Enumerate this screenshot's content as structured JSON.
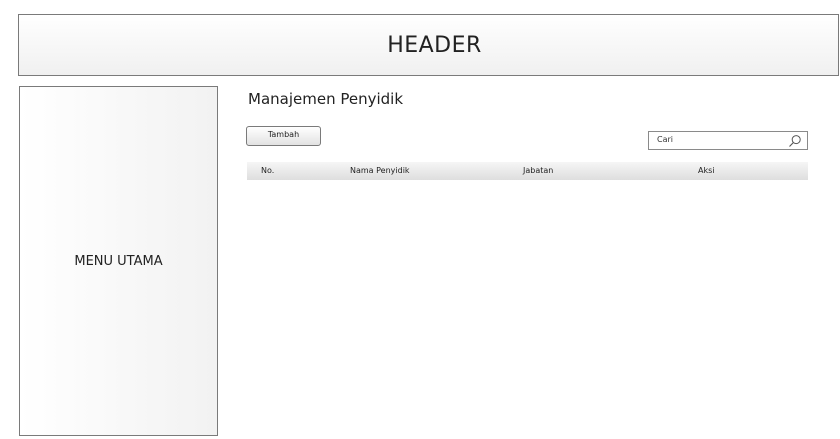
{
  "header": {
    "title": "HEADER"
  },
  "sidebar": {
    "label": "MENU UTAMA"
  },
  "main": {
    "title": "Manajemen Penyidik",
    "add_button_label": "Tambah",
    "search": {
      "value": "Cari",
      "icon": "search-icon"
    },
    "table": {
      "columns": [
        "No.",
        "Nama Penyidik",
        "Jabatan",
        "Aksi"
      ],
      "rows": []
    }
  }
}
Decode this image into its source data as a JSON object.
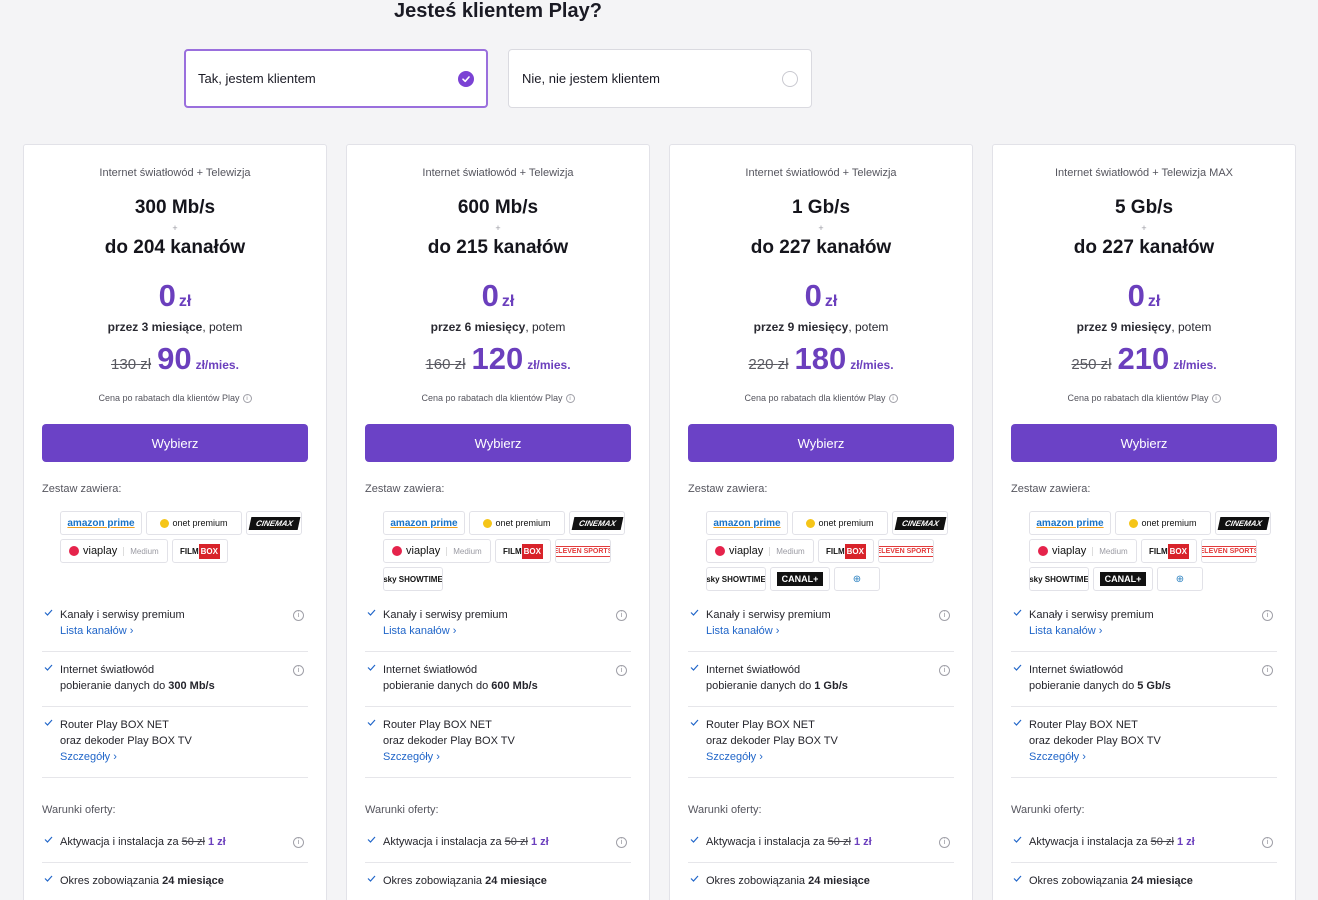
-*-*-
▶ Exercise task:
Leave the pictures out, and transcribe each of the records exactly.

▶ Written answer:
Enumerate this screenshot's content as structured JSON.
{
  "header": {
    "title": "HEADER"
  },
  "sidebar": {
    "label": "MENU UTAMA"
  },
  "main": {
    "title": "Manajemen Penyidik",
    "add_button_label": "Tambah",
    "search": {
      "value": "Cari",
      "icon": "search-icon"
    },
    "table": {
      "columns": [
        "No.",
        "Nama Penyidik",
        "Jabatan",
        "Aksi"
      ],
      "rows": []
    }
  }
}
Decode this image into its source data as a JSON object.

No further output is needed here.